**TASK TO CARRY OUT**
Transcribe every entry below word for word, but skip the pictures.

Figure dataset records:
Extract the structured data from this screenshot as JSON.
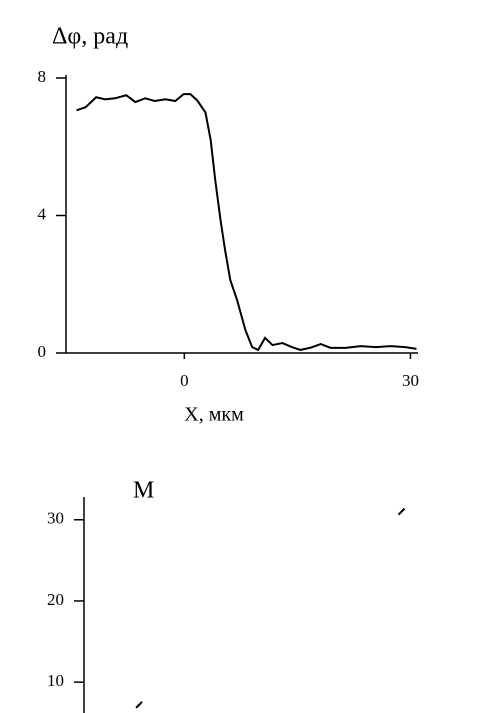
{
  "chart_data": [
    {
      "type": "line",
      "title": "Δφ, рад",
      "x_label": "X, мкм",
      "xlim": [
        -15.7,
        31
      ],
      "xticks": [
        0,
        30
      ],
      "ylim": [
        0,
        8
      ],
      "yticks": [
        0,
        4,
        8
      ],
      "series": [
        {
          "color": "#000000",
          "x": [
            -14.3,
            -13.1,
            -11.7,
            -10.5,
            -9.2,
            -7.7,
            -6.5,
            -5.2,
            -3.9,
            -2.5,
            -1.2,
            -0.1,
            0.8,
            1.7,
            2.8,
            3.5,
            4.1,
            4.8,
            5.4,
            6.1,
            7.0,
            8.1,
            9.0,
            9.8,
            10.7,
            11.7,
            13.0,
            14.3,
            15.4,
            16.7,
            18.1,
            19.4,
            21.4,
            23.4,
            25.4,
            27.4,
            29.3,
            30.8
          ],
          "values": [
            7.06,
            7.15,
            7.44,
            7.38,
            7.41,
            7.5,
            7.3,
            7.41,
            7.33,
            7.38,
            7.33,
            7.53,
            7.53,
            7.35,
            7.0,
            6.19,
            5.03,
            3.87,
            3.0,
            2.12,
            1.54,
            0.67,
            0.17,
            0.09,
            0.44,
            0.23,
            0.29,
            0.17,
            0.09,
            0.15,
            0.26,
            0.15,
            0.15,
            0.2,
            0.17,
            0.2,
            0.17,
            0.12
          ]
        }
      ]
    },
    {
      "type": "scatter",
      "title": "M",
      "ylim": [
        6.2,
        32.8
      ],
      "yticks": [
        10,
        20,
        30
      ],
      "series": [
        {
          "color": "#000000",
          "values": [
            7.2,
            31.0
          ]
        }
      ]
    }
  ]
}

**FULL SOLUTION**
Extract the structured data from this screenshot as JSON.
{
  "chart_data": [
    {
      "type": "line",
      "title": "Δφ, рад",
      "x_label": "X, мкм",
      "xlim": [
        -15.7,
        31
      ],
      "xticks": [
        0,
        30
      ],
      "ylim": [
        0,
        8
      ],
      "yticks": [
        0,
        4,
        8
      ],
      "series": [
        {
          "color": "#000000",
          "x": [
            -14.3,
            -13.1,
            -11.7,
            -10.5,
            -9.2,
            -7.7,
            -6.5,
            -5.2,
            -3.9,
            -2.5,
            -1.2,
            -0.1,
            0.8,
            1.7,
            2.8,
            3.5,
            4.1,
            4.8,
            5.4,
            6.1,
            7.0,
            8.1,
            9.0,
            9.8,
            10.7,
            11.7,
            13.0,
            14.3,
            15.4,
            16.7,
            18.1,
            19.4,
            21.4,
            23.4,
            25.4,
            27.4,
            29.3,
            30.8
          ],
          "values": [
            7.06,
            7.15,
            7.44,
            7.38,
            7.41,
            7.5,
            7.3,
            7.41,
            7.33,
            7.38,
            7.33,
            7.53,
            7.53,
            7.35,
            7.0,
            6.19,
            5.03,
            3.87,
            3.0,
            2.12,
            1.54,
            0.67,
            0.17,
            0.09,
            0.44,
            0.23,
            0.29,
            0.17,
            0.09,
            0.15,
            0.26,
            0.15,
            0.15,
            0.2,
            0.17,
            0.2,
            0.17,
            0.12
          ]
        }
      ]
    },
    {
      "type": "scatter",
      "title": "M",
      "ylim": [
        6.2,
        32.8
      ],
      "yticks": [
        10,
        20,
        30
      ],
      "series": [
        {
          "color": "#000000",
          "values": [
            7.2,
            31.0
          ]
        }
      ]
    }
  ]
}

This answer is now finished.